■ **Work to do**: Give the count of lines in the data that include the string "color", with no added remarks.

■ **Record set**:
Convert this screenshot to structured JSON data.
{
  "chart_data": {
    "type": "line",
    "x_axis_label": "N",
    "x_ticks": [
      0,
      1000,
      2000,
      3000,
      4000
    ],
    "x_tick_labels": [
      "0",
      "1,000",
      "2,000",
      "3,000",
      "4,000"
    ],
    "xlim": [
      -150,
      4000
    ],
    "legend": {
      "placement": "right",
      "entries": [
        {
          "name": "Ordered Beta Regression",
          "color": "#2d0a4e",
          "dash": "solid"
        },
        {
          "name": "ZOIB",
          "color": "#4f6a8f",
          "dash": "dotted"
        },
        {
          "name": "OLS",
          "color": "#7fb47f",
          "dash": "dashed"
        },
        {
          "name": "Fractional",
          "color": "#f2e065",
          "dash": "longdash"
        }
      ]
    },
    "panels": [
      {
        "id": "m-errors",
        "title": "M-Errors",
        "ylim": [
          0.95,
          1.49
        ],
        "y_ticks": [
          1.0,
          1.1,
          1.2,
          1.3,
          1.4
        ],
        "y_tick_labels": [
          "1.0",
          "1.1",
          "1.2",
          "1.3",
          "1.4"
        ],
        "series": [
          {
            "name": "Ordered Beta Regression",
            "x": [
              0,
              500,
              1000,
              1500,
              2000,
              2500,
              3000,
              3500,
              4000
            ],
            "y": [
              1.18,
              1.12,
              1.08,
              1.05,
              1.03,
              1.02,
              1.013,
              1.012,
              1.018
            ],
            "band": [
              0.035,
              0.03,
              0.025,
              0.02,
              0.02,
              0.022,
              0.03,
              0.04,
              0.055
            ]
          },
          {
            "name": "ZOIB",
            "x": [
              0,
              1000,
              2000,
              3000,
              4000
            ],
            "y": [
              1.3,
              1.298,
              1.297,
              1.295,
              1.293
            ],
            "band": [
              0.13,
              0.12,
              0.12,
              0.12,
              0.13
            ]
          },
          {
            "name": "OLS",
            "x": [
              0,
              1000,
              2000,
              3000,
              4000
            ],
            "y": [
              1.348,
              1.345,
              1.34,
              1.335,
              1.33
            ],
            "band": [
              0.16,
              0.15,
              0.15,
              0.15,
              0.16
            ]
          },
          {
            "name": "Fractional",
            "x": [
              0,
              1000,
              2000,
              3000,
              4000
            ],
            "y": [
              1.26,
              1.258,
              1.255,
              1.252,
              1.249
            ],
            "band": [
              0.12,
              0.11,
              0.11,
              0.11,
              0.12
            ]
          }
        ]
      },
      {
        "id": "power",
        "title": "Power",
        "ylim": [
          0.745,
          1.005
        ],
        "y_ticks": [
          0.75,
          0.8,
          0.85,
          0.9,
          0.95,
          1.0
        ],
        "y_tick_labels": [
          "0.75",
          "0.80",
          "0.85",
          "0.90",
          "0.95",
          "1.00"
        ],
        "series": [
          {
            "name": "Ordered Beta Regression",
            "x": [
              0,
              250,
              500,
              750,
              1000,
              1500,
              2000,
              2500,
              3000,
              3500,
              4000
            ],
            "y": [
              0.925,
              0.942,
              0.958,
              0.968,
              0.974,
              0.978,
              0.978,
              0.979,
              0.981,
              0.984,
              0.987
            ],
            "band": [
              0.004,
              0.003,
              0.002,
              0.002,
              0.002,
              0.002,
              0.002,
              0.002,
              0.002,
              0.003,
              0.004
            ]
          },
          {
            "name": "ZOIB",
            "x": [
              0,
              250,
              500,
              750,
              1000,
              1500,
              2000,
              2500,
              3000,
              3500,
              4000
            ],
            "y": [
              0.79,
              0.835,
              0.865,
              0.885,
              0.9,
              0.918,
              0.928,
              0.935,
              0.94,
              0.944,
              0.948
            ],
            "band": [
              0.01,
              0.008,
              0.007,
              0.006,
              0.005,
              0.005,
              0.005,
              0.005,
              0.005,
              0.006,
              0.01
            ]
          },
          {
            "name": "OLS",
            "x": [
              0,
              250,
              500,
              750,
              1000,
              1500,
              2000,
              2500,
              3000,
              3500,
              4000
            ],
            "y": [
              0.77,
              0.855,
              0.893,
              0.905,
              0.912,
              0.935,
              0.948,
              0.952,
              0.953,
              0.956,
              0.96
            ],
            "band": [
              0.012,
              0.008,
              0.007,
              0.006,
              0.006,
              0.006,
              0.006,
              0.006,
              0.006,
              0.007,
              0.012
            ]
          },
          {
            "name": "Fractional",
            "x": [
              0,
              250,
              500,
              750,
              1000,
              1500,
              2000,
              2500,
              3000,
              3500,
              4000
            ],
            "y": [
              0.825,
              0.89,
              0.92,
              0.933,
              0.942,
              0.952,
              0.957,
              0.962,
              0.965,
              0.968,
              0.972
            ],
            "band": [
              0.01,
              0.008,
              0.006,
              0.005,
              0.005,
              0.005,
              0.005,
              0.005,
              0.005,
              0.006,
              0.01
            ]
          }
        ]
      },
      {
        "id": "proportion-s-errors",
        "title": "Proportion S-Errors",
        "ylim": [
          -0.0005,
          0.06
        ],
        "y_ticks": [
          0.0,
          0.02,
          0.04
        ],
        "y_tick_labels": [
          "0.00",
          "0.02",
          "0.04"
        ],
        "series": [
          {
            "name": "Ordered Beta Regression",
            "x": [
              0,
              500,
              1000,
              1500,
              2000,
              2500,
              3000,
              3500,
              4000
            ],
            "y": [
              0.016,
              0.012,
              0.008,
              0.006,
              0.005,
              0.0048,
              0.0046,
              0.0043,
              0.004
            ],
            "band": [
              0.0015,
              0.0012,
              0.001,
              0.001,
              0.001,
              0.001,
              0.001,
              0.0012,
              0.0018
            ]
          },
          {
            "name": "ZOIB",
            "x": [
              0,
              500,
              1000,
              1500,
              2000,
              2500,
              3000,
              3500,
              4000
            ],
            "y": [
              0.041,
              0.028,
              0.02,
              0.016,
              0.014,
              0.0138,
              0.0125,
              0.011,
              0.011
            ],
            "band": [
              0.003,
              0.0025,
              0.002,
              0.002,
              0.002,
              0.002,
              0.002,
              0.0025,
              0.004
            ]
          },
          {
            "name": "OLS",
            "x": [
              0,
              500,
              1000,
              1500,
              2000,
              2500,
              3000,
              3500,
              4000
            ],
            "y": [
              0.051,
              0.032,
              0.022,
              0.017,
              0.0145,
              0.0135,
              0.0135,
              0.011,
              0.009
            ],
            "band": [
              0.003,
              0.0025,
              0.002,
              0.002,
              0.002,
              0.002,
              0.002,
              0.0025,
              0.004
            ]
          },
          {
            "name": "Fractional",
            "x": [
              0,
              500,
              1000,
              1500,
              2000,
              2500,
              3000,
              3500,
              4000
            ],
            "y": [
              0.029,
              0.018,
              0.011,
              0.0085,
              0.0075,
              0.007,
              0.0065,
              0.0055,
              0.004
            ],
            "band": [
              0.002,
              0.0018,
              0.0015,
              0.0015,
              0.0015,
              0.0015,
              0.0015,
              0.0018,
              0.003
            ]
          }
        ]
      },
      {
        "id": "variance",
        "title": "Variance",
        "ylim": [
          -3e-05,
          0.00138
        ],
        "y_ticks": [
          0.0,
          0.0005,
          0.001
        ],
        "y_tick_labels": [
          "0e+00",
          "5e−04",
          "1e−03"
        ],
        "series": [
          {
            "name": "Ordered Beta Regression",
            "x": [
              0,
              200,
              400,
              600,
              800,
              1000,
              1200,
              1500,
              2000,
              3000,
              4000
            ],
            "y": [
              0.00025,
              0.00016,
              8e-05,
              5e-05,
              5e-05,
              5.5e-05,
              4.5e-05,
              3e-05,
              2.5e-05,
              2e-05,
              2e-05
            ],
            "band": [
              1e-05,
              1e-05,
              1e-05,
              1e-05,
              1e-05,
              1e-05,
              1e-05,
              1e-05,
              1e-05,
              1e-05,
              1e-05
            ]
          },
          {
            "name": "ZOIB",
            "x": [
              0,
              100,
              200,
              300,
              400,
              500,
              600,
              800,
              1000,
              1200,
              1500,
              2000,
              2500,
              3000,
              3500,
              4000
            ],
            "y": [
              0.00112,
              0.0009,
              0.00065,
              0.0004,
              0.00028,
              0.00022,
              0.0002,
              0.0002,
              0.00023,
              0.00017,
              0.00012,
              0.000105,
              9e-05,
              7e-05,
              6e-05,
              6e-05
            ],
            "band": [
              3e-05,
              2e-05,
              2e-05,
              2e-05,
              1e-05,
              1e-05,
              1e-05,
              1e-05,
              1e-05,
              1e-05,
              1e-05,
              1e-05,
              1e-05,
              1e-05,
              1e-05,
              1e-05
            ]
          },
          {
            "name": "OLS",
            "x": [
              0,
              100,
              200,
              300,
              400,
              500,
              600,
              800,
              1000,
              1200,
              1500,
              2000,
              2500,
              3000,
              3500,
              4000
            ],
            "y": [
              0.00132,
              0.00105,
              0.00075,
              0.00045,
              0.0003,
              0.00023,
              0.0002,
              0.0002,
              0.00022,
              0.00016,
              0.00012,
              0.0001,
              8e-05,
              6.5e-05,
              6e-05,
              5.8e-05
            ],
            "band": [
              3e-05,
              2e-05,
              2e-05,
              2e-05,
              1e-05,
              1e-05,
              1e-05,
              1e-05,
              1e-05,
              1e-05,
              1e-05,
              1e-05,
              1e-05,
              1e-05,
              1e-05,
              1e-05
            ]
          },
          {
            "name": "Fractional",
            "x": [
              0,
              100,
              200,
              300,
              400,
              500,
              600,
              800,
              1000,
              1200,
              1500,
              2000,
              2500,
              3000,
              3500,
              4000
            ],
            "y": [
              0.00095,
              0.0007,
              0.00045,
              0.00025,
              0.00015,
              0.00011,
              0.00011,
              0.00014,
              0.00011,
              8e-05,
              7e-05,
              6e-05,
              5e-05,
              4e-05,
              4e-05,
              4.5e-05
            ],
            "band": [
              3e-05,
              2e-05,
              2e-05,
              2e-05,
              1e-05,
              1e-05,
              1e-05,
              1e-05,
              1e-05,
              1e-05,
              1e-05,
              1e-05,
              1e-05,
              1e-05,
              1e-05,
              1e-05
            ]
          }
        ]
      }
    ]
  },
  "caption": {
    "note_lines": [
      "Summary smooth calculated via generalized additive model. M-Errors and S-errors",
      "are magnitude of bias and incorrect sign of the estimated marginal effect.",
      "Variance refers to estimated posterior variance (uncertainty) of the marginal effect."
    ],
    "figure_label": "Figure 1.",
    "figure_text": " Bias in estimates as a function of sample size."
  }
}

■ **Response for this exercise**: 4